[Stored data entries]
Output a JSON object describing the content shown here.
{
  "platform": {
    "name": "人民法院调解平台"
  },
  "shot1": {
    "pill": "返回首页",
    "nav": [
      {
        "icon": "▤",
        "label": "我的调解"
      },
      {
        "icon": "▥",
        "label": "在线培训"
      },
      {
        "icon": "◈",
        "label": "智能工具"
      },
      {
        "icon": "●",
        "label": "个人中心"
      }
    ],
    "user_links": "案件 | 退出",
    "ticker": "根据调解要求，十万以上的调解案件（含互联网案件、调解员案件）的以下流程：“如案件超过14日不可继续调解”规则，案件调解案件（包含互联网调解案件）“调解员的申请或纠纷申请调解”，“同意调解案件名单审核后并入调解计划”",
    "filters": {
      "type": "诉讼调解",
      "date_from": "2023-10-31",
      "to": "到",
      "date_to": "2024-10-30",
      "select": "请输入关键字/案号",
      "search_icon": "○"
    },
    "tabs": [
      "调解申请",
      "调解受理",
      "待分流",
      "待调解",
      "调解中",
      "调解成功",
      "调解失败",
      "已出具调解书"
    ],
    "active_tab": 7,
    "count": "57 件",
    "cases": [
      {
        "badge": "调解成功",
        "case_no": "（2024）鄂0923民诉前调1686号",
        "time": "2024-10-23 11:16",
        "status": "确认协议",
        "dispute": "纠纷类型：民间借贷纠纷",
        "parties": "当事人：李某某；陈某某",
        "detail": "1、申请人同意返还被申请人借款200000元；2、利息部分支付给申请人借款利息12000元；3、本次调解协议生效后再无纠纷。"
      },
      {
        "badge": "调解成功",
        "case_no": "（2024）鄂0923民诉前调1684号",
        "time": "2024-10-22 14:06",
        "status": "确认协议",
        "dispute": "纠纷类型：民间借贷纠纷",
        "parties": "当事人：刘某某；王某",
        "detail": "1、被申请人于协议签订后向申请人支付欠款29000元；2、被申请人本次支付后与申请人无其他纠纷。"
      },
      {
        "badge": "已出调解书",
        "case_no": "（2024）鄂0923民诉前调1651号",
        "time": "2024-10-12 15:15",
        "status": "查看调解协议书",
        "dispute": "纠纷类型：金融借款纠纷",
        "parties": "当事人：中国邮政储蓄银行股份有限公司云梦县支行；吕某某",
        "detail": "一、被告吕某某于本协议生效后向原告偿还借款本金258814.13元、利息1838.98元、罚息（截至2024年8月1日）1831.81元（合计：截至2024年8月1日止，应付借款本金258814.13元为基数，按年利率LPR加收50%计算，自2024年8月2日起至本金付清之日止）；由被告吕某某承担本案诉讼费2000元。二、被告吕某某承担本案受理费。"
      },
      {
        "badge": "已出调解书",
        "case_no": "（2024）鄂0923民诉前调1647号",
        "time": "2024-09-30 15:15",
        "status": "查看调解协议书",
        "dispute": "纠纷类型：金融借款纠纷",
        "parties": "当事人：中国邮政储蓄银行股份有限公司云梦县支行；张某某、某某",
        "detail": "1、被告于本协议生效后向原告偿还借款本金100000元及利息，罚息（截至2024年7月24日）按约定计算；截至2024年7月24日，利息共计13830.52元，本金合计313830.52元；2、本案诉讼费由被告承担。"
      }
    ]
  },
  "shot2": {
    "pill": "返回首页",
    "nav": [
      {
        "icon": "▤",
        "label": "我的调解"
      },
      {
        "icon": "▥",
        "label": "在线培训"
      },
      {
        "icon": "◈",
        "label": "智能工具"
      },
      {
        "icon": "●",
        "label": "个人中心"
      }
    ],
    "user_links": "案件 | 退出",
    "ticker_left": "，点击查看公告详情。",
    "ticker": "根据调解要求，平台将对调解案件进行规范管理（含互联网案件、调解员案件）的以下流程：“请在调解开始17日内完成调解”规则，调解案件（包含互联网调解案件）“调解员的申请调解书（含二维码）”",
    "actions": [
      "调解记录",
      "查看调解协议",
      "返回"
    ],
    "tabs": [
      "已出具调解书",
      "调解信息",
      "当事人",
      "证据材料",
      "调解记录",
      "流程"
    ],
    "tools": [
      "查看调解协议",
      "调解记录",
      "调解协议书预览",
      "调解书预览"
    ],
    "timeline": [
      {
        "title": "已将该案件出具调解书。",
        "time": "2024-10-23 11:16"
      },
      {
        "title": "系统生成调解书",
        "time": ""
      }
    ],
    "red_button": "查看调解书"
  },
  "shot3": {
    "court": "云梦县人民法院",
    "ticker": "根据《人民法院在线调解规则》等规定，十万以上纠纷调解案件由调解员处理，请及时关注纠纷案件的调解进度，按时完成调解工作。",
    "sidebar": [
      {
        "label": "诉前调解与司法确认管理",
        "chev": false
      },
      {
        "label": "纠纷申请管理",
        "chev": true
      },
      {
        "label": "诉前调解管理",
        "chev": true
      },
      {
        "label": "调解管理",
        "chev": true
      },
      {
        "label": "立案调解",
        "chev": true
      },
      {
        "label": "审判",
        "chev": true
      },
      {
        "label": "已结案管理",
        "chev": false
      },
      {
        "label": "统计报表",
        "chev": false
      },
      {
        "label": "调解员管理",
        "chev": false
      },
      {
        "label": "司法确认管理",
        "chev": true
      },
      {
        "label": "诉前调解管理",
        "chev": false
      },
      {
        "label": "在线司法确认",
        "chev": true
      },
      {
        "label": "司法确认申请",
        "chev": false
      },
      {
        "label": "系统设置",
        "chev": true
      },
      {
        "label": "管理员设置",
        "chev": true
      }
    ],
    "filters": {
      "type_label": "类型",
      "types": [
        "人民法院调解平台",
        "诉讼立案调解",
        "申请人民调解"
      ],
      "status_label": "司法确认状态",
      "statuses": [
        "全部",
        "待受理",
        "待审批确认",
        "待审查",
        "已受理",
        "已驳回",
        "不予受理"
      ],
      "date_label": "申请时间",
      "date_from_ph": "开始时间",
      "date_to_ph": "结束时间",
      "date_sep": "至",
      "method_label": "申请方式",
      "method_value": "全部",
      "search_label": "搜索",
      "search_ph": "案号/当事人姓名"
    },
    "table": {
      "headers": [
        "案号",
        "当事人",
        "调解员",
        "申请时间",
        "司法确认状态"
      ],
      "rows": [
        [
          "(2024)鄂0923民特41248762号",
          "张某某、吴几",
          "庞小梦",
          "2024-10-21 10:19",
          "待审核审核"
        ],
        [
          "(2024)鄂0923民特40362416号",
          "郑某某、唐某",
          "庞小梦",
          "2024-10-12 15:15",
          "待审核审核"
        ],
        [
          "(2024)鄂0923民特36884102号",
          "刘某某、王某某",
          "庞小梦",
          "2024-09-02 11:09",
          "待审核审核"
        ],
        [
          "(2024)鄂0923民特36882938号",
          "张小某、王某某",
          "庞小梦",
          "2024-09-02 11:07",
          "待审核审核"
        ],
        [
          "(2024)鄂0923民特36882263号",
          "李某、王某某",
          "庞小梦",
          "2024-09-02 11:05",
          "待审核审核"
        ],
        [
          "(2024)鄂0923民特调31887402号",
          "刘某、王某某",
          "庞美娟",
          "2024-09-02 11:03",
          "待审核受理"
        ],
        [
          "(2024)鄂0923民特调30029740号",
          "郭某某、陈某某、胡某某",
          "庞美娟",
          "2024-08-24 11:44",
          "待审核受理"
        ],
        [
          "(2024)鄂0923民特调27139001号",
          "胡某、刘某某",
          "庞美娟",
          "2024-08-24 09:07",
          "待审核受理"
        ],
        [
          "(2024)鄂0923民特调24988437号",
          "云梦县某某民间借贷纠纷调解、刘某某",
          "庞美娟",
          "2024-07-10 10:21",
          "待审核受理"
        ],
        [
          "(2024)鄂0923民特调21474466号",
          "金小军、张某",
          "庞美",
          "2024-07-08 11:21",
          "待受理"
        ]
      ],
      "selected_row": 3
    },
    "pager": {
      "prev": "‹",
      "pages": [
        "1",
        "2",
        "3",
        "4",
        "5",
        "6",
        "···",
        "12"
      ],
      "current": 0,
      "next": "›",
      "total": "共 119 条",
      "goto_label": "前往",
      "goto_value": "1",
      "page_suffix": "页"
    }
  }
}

Exercise details →
Copy out every line of the data that includes the word "含互联网案件".

Problem solution →
    "ticker": "根据调解要求，十万以上的调解案件（含互联网案件、调解员案件）的以下流程：“如案件超过14日不可继续调解”规则，案件调解案件（包含互联网调解案件）“调解员的申请或纠纷申请调解”，“同意调解案件名单审核后并入调解计划”",
    "ticker": "根据调解要求，平台将对调解案件进行规范管理（含互联网案件、调解员案件）的以下流程：“请在调解开始17日内完成调解”规则，调解案件（包含互联网调解案件）“调解员的申请调解书（含二维码）”",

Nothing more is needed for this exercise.